─── Dataset excerpts ───
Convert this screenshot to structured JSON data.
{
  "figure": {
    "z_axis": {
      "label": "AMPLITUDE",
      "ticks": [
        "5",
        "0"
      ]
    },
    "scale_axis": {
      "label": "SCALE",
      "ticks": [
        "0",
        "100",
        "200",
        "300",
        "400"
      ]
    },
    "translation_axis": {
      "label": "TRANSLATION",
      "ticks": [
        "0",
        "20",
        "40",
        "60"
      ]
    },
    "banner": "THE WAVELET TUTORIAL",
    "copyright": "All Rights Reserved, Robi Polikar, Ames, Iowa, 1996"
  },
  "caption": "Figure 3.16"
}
───
• [Task brief] Copy out the material word for word and line for line.

• [Task answer]
Convert this screenshot to structured JSON data.
{
  "figure": {
    "z_axis": {
      "label": "AMPLITUDE",
      "ticks": [
        "5",
        "0"
      ]
    },
    "scale_axis": {
      "label": "SCALE",
      "ticks": [
        "0",
        "100",
        "200",
        "300",
        "400"
      ]
    },
    "translation_axis": {
      "label": "TRANSLATION",
      "ticks": [
        "0",
        "20",
        "40",
        "60"
      ]
    },
    "banner": "THE WAVELET TUTORIAL",
    "copyright": "All Rights Reserved, Robi Polikar, Ames, Iowa, 1996"
  },
  "caption": "Figure 3.16"
}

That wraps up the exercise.